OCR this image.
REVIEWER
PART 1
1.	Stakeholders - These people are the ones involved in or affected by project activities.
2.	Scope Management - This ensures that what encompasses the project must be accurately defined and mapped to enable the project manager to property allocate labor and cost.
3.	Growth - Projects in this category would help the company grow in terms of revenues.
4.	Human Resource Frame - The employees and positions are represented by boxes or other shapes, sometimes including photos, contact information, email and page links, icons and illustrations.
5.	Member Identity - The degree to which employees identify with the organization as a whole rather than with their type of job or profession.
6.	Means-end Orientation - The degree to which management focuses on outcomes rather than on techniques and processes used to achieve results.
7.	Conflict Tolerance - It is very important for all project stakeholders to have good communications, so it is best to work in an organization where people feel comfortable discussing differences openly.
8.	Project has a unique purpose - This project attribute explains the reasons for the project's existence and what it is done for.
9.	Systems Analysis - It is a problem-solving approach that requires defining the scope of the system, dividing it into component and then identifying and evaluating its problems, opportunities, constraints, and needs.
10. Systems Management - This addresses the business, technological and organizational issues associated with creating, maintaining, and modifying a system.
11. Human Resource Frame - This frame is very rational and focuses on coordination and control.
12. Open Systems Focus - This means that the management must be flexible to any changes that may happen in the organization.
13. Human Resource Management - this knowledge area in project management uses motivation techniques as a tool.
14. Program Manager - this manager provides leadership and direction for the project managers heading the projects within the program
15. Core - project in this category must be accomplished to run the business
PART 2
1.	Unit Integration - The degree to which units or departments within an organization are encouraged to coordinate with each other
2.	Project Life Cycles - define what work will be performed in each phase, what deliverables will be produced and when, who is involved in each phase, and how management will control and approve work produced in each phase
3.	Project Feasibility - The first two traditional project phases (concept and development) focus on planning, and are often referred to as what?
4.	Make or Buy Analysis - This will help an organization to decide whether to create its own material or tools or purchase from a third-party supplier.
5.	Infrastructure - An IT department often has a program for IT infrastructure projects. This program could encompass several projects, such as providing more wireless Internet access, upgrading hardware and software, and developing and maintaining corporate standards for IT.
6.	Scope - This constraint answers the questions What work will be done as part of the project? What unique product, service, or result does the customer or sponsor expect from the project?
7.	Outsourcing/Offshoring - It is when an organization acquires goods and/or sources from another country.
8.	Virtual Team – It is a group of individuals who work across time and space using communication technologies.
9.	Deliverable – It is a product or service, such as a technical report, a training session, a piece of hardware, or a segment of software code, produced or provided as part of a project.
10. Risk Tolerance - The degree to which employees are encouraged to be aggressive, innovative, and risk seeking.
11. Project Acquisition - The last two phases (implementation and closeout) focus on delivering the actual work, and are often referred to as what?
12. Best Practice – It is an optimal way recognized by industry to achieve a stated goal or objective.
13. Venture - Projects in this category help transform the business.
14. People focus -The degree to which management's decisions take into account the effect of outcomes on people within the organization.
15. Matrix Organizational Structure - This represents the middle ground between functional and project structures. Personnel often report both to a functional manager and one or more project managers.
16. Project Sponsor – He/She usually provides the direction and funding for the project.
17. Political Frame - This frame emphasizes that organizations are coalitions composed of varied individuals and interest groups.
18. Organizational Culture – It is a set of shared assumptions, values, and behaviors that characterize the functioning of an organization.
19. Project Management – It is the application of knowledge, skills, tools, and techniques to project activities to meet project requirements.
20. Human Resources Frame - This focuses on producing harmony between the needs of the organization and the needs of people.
:::
From the preceding material, extract every line exactly.

SOLUTION BELOW>
OCR this image.
REVIEWER
PART 1
1.	Stakeholders - These people are the ones involved in or affected by project activities.
2.	Scope Management - This ensures that what encompasses the project must be accurately defined and mapped to enable the project manager to property allocate labor and cost.
3.	Growth - Projects in this category would help the company grow in terms of revenues.
4.	Human Resource Frame - The employees and positions are represented by boxes or other shapes, sometimes including photos, contact information, email and page links, icons and illustrations.
5.	Member Identity - The degree to which employees identify with the organization as a whole rather than with their type of job or profession.
6.	Means-end Orientation - The degree to which management focuses on outcomes rather than on techniques and processes used to achieve results.
7.	Conflict Tolerance - It is very important for all project stakeholders to have good communications, so it is best to work in an organization where people feel comfortable discussing differences openly.
8.	Project has a unique purpose - This project attribute explains the reasons for the project's existence and what it is done for.
9.	Systems Analysis - It is a problem-solving approach that requires defining the scope of the system, dividing it into component and then identifying and evaluating its problems, opportunities, constraints, and needs.
10. Systems Management - This addresses the business, technological and organizational issues associated with creating, maintaining, and modifying a system.
11. Human Resource Frame - This frame is very rational and focuses on coordination and control.
12. Open Systems Focus - This means that the management must be flexible to any changes that may happen in the organization.
13. Human Resource Management - this knowledge area in project management uses motivation techniques as a tool.
14. Program Manager - this manager provides leadership and direction for the project managers heading the projects within the program
15. Core - project in this category must be accomplished to run the business
PART 2
1.	Unit Integration - The degree to which units or departments within an organization are encouraged to coordinate with each other
2.	Project Life Cycles - define what work will be performed in each phase, what deliverables will be produced and when, who is involved in each phase, and how management will control and approve work produced in each phase
3.	Project Feasibility - The first two traditional project phases (concept and development) focus on planning, and are often referred to as what?
4.	Make or Buy Analysis - This will help an organization to decide whether to create its own material or tools or purchase from a third-party supplier.
5.	Infrastructure - An IT department often has a program for IT infrastructure projects. This program could encompass several projects, such as providing more wireless Internet access, upgrading hardware and software, and developing and maintaining corporate standards for IT.
6.	Scope - This constraint answers the questions What work will be done as part of the project? What unique product, service, or result does the customer or sponsor expect from the project?
7.	Outsourcing/Offshoring - It is when an organization acquires goods and/or sources from another country.
8.	Virtual Team – It is a group of individuals who work across time and space using communication technologies.
9.	Deliverable – It is a product or service, such as a technical report, a training session, a piece of hardware, or a segment of software code, produced or provided as part of a project.
10. Risk Tolerance - The degree to which employees are encouraged to be aggressive, innovative, and risk seeking.
11. Project Acquisition - The last two phases (implementation and closeout) focus on delivering the actual work, and are often referred to as what?
12. Best Practice – It is an optimal way recognized by industry to achieve a stated goal or objective.
13. Venture - Projects in this category help transform the business.
14. People focus -The degree to which management's decisions take into account the effect of outcomes on people within the organization.
15. Matrix Organizational Structure - This represents the middle ground between functional and project structures. Personnel often report both to a functional manager and one or more project managers.
16. Project Sponsor – He/She usually provides the direction and funding for the project.
17. Political Frame - This frame emphasizes that organizations are coalitions composed of varied individuals and interest groups.
18. Organizational Culture – It is a set of shared assumptions, values, and behaviors that characterize the functioning of an organization.
19. Project Management – It is the application of knowledge, skills, tools, and techniques to project activities to meet project requirements.
20. Human Resources Frame - This focuses on producing harmony between the needs of the organization and the needs of people.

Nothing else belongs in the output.